• _Exercise input_
========
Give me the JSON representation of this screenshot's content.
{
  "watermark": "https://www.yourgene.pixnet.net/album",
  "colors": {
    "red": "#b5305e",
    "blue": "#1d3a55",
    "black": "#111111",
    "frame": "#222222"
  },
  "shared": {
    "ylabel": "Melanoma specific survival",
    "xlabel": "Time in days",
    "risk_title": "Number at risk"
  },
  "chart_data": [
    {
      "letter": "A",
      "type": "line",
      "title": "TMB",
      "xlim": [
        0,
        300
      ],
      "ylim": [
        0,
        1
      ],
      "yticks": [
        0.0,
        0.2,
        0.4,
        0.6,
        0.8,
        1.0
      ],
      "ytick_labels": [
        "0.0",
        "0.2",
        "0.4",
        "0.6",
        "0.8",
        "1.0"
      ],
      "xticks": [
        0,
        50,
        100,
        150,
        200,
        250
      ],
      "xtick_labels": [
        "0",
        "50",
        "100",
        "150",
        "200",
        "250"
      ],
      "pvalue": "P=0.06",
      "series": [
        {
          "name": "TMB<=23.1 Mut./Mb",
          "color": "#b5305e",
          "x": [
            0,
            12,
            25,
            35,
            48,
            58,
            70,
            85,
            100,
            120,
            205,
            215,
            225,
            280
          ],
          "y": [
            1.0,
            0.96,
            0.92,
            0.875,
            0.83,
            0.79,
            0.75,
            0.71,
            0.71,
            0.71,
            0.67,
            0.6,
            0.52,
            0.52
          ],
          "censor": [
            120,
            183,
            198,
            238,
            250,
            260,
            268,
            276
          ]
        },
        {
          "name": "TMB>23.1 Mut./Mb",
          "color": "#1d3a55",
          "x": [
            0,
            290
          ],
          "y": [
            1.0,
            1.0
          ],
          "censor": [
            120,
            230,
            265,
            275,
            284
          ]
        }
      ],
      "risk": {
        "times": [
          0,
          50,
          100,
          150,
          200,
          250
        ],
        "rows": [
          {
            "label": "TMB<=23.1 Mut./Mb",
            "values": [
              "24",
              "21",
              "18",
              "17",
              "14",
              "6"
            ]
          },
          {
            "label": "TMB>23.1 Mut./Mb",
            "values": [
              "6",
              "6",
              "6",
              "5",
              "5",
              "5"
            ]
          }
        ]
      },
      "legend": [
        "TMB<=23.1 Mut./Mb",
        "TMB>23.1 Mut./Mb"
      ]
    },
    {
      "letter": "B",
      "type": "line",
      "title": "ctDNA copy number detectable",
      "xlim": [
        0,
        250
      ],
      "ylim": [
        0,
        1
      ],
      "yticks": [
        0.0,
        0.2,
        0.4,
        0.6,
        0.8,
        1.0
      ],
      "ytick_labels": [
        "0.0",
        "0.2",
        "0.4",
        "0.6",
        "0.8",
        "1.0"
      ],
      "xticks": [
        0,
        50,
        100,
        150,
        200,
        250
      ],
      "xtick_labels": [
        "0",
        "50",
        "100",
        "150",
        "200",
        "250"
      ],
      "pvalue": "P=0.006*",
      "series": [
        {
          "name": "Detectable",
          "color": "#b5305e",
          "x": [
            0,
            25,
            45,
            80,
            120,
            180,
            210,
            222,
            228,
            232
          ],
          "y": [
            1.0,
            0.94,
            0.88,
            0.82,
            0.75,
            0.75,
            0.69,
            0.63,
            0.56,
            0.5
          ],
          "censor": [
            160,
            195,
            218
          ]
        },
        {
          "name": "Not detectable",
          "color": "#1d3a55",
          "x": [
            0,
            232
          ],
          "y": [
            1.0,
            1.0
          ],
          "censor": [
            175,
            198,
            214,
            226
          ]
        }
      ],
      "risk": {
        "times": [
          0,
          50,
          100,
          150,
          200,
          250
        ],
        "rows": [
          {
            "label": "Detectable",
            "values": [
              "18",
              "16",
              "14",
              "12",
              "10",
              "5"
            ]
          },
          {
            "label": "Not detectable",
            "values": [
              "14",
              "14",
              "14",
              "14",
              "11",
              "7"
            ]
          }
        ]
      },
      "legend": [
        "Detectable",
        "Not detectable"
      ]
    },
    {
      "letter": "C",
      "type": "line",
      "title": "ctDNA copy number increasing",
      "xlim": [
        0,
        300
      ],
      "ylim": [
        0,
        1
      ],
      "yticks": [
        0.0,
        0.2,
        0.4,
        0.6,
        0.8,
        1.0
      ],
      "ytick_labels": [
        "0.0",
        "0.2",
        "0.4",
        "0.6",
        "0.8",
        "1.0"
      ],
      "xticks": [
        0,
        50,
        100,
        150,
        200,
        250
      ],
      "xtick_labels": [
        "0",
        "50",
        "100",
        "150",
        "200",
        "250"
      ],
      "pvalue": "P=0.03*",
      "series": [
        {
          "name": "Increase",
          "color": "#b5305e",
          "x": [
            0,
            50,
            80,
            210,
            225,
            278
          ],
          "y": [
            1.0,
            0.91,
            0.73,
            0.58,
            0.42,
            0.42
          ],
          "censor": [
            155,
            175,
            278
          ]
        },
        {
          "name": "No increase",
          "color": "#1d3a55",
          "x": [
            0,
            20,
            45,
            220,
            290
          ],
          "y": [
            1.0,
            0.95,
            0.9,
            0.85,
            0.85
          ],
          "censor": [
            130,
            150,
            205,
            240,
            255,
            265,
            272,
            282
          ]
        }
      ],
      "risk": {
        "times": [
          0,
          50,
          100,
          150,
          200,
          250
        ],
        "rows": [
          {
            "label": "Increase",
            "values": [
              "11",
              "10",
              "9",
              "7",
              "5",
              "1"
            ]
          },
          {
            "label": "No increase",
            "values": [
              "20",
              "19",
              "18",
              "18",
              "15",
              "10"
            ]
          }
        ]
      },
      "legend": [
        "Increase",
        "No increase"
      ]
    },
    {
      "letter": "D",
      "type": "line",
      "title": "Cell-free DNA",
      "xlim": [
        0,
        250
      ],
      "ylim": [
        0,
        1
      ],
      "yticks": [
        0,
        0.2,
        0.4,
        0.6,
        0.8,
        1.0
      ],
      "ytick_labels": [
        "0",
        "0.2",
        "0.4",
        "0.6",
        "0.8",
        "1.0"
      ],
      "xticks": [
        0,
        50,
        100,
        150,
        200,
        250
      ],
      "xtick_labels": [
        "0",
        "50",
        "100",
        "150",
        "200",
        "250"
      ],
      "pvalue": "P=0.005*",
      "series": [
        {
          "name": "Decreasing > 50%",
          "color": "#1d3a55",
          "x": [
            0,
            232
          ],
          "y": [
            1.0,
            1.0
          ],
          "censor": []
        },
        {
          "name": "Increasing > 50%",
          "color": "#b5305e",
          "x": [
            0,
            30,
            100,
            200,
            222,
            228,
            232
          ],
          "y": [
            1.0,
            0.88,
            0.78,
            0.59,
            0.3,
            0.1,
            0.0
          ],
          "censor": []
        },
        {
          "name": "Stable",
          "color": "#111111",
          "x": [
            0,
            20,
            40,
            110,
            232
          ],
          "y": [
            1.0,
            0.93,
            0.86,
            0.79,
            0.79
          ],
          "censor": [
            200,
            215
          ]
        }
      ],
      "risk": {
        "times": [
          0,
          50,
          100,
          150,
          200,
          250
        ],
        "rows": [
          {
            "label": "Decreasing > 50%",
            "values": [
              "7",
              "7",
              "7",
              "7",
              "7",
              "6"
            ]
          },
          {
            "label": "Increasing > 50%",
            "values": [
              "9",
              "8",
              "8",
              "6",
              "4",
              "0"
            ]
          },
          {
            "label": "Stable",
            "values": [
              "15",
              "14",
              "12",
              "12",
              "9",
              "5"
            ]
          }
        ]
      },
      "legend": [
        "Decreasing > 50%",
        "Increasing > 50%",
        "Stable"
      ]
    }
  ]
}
========
• _Problem details_
Repeat the material above exactly.

• _Expected answer_
Give me the JSON representation of this screenshot's content.
{
  "watermark": "https://www.yourgene.pixnet.net/album",
  "colors": {
    "red": "#b5305e",
    "blue": "#1d3a55",
    "black": "#111111",
    "frame": "#222222"
  },
  "shared": {
    "ylabel": "Melanoma specific survival",
    "xlabel": "Time in days",
    "risk_title": "Number at risk"
  },
  "chart_data": [
    {
      "letter": "A",
      "type": "line",
      "title": "TMB",
      "xlim": [
        0,
        300
      ],
      "ylim": [
        0,
        1
      ],
      "yticks": [
        0.0,
        0.2,
        0.4,
        0.6,
        0.8,
        1.0
      ],
      "ytick_labels": [
        "0.0",
        "0.2",
        "0.4",
        "0.6",
        "0.8",
        "1.0"
      ],
      "xticks": [
        0,
        50,
        100,
        150,
        200,
        250
      ],
      "xtick_labels": [
        "0",
        "50",
        "100",
        "150",
        "200",
        "250"
      ],
      "pvalue": "P=0.06",
      "series": [
        {
          "name": "TMB<=23.1 Mut./Mb",
          "color": "#b5305e",
          "x": [
            0,
            12,
            25,
            35,
            48,
            58,
            70,
            85,
            100,
            120,
            205,
            215,
            225,
            280
          ],
          "y": [
            1.0,
            0.96,
            0.92,
            0.875,
            0.83,
            0.79,
            0.75,
            0.71,
            0.71,
            0.71,
            0.67,
            0.6,
            0.52,
            0.52
          ],
          "censor": [
            120,
            183,
            198,
            238,
            250,
            260,
            268,
            276
          ]
        },
        {
          "name": "TMB>23.1 Mut./Mb",
          "color": "#1d3a55",
          "x": [
            0,
            290
          ],
          "y": [
            1.0,
            1.0
          ],
          "censor": [
            120,
            230,
            265,
            275,
            284
          ]
        }
      ],
      "risk": {
        "times": [
          0,
          50,
          100,
          150,
          200,
          250
        ],
        "rows": [
          {
            "label": "TMB<=23.1 Mut./Mb",
            "values": [
              "24",
              "21",
              "18",
              "17",
              "14",
              "6"
            ]
          },
          {
            "label": "TMB>23.1 Mut./Mb",
            "values": [
              "6",
              "6",
              "6",
              "5",
              "5",
              "5"
            ]
          }
        ]
      },
      "legend": [
        "TMB<=23.1 Mut./Mb",
        "TMB>23.1 Mut./Mb"
      ]
    },
    {
      "letter": "B",
      "type": "line",
      "title": "ctDNA copy number detectable",
      "xlim": [
        0,
        250
      ],
      "ylim": [
        0,
        1
      ],
      "yticks": [
        0.0,
        0.2,
        0.4,
        0.6,
        0.8,
        1.0
      ],
      "ytick_labels": [
        "0.0",
        "0.2",
        "0.4",
        "0.6",
        "0.8",
        "1.0"
      ],
      "xticks": [
        0,
        50,
        100,
        150,
        200,
        250
      ],
      "xtick_labels": [
        "0",
        "50",
        "100",
        "150",
        "200",
        "250"
      ],
      "pvalue": "P=0.006*",
      "series": [
        {
          "name": "Detectable",
          "color": "#b5305e",
          "x": [
            0,
            25,
            45,
            80,
            120,
            180,
            210,
            222,
            228,
            232
          ],
          "y": [
            1.0,
            0.94,
            0.88,
            0.82,
            0.75,
            0.75,
            0.69,
            0.63,
            0.56,
            0.5
          ],
          "censor": [
            160,
            195,
            218
          ]
        },
        {
          "name": "Not detectable",
          "color": "#1d3a55",
          "x": [
            0,
            232
          ],
          "y": [
            1.0,
            1.0
          ],
          "censor": [
            175,
            198,
            214,
            226
          ]
        }
      ],
      "risk": {
        "times": [
          0,
          50,
          100,
          150,
          200,
          250
        ],
        "rows": [
          {
            "label": "Detectable",
            "values": [
              "18",
              "16",
              "14",
              "12",
              "10",
              "5"
            ]
          },
          {
            "label": "Not detectable",
            "values": [
              "14",
              "14",
              "14",
              "14",
              "11",
              "7"
            ]
          }
        ]
      },
      "legend": [
        "Detectable",
        "Not detectable"
      ]
    },
    {
      "letter": "C",
      "type": "line",
      "title": "ctDNA copy number increasing",
      "xlim": [
        0,
        300
      ],
      "ylim": [
        0,
        1
      ],
      "yticks": [
        0.0,
        0.2,
        0.4,
        0.6,
        0.8,
        1.0
      ],
      "ytick_labels": [
        "0.0",
        "0.2",
        "0.4",
        "0.6",
        "0.8",
        "1.0"
      ],
      "xticks": [
        0,
        50,
        100,
        150,
        200,
        250
      ],
      "xtick_labels": [
        "0",
        "50",
        "100",
        "150",
        "200",
        "250"
      ],
      "pvalue": "P=0.03*",
      "series": [
        {
          "name": "Increase",
          "color": "#b5305e",
          "x": [
            0,
            50,
            80,
            210,
            225,
            278
          ],
          "y": [
            1.0,
            0.91,
            0.73,
            0.58,
            0.42,
            0.42
          ],
          "censor": [
            155,
            175,
            278
          ]
        },
        {
          "name": "No increase",
          "color": "#1d3a55",
          "x": [
            0,
            20,
            45,
            220,
            290
          ],
          "y": [
            1.0,
            0.95,
            0.9,
            0.85,
            0.85
          ],
          "censor": [
            130,
            150,
            205,
            240,
            255,
            265,
            272,
            282
          ]
        }
      ],
      "risk": {
        "times": [
          0,
          50,
          100,
          150,
          200,
          250
        ],
        "rows": [
          {
            "label": "Increase",
            "values": [
              "11",
              "10",
              "9",
              "7",
              "5",
              "1"
            ]
          },
          {
            "label": "No increase",
            "values": [
              "20",
              "19",
              "18",
              "18",
              "15",
              "10"
            ]
          }
        ]
      },
      "legend": [
        "Increase",
        "No increase"
      ]
    },
    {
      "letter": "D",
      "type": "line",
      "title": "Cell-free DNA",
      "xlim": [
        0,
        250
      ],
      "ylim": [
        0,
        1
      ],
      "yticks": [
        0,
        0.2,
        0.4,
        0.6,
        0.8,
        1.0
      ],
      "ytick_labels": [
        "0",
        "0.2",
        "0.4",
        "0.6",
        "0.8",
        "1.0"
      ],
      "xticks": [
        0,
        50,
        100,
        150,
        200,
        250
      ],
      "xtick_labels": [
        "0",
        "50",
        "100",
        "150",
        "200",
        "250"
      ],
      "pvalue": "P=0.005*",
      "series": [
        {
          "name": "Decreasing > 50%",
          "color": "#1d3a55",
          "x": [
            0,
            232
          ],
          "y": [
            1.0,
            1.0
          ],
          "censor": []
        },
        {
          "name": "Increasing > 50%",
          "color": "#b5305e",
          "x": [
            0,
            30,
            100,
            200,
            222,
            228,
            232
          ],
          "y": [
            1.0,
            0.88,
            0.78,
            0.59,
            0.3,
            0.1,
            0.0
          ],
          "censor": []
        },
        {
          "name": "Stable",
          "color": "#111111",
          "x": [
            0,
            20,
            40,
            110,
            232
          ],
          "y": [
            1.0,
            0.93,
            0.86,
            0.79,
            0.79
          ],
          "censor": [
            200,
            215
          ]
        }
      ],
      "risk": {
        "times": [
          0,
          50,
          100,
          150,
          200,
          250
        ],
        "rows": [
          {
            "label": "Decreasing > 50%",
            "values": [
              "7",
              "7",
              "7",
              "7",
              "7",
              "6"
            ]
          },
          {
            "label": "Increasing > 50%",
            "values": [
              "9",
              "8",
              "8",
              "6",
              "4",
              "0"
            ]
          },
          {
            "label": "Stable",
            "values": [
              "15",
              "14",
              "12",
              "12",
              "9",
              "5"
            ]
          }
        ]
      },
      "legend": [
        "Decreasing > 50%",
        "Increasing > 50%",
        "Stable"
      ]
    }
  ]
}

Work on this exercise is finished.